* **Data supplied**
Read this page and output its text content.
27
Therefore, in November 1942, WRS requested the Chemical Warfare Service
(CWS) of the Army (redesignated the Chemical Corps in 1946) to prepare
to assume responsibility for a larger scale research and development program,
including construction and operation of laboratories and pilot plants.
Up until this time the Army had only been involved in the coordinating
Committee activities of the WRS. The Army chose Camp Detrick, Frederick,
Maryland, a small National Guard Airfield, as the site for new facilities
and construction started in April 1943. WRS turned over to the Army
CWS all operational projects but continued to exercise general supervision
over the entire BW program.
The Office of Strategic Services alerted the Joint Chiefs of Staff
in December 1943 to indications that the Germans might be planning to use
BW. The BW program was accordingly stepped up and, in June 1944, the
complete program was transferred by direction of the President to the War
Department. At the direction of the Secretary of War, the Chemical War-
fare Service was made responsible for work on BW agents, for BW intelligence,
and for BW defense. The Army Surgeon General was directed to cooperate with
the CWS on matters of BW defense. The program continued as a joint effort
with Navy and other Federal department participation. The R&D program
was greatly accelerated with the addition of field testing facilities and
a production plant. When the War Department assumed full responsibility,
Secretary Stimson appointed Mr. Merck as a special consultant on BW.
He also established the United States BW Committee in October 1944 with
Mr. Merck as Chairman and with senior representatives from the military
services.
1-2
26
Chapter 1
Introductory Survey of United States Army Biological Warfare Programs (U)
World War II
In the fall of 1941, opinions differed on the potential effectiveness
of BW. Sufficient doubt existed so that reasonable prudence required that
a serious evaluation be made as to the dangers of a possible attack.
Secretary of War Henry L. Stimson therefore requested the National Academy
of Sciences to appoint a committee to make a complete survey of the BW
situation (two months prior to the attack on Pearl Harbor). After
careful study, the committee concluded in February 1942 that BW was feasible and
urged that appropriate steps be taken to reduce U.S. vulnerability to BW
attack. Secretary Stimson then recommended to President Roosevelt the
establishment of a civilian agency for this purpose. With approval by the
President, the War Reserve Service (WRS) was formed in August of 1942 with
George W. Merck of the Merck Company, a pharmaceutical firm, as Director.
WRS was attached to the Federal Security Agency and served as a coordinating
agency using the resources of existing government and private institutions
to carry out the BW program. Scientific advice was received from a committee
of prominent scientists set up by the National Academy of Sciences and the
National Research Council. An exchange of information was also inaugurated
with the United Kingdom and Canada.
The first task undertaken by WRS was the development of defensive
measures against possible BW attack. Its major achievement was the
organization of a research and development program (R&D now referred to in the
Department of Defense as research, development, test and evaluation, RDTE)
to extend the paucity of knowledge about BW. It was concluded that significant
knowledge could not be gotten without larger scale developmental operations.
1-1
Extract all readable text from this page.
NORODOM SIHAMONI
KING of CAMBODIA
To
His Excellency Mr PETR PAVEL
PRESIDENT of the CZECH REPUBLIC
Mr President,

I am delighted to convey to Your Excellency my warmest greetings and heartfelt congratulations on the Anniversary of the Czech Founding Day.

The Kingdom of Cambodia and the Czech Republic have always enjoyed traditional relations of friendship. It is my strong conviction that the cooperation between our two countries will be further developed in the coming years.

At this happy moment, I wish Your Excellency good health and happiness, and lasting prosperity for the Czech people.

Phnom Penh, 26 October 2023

* **Exercise aim**
Reproduce, exactly and with nothing added, the lines from the one that includes "Extract all readable text from this page." through the last line of the material.

* **Response to this task**
Extract all readable text from this page.
NORODOM SIHAMONI
KING of CAMBODIA
To
His Excellency Mr PETR PAVEL
PRESIDENT of the CZECH REPUBLIC
Mr President,

I am delighted to convey to Your Excellency my warmest greetings and heartfelt congratulations on the Anniversary of the Czech Founding Day.

The Kingdom of Cambodia and the Czech Republic have always enjoyed traditional relations of friendship. It is my strong conviction that the cooperation between our two countries will be further developed in the coming years.

At this happy moment, I wish Your Excellency good health and happiness, and lasting prosperity for the Czech people.

Phnom Penh, 26 October 2023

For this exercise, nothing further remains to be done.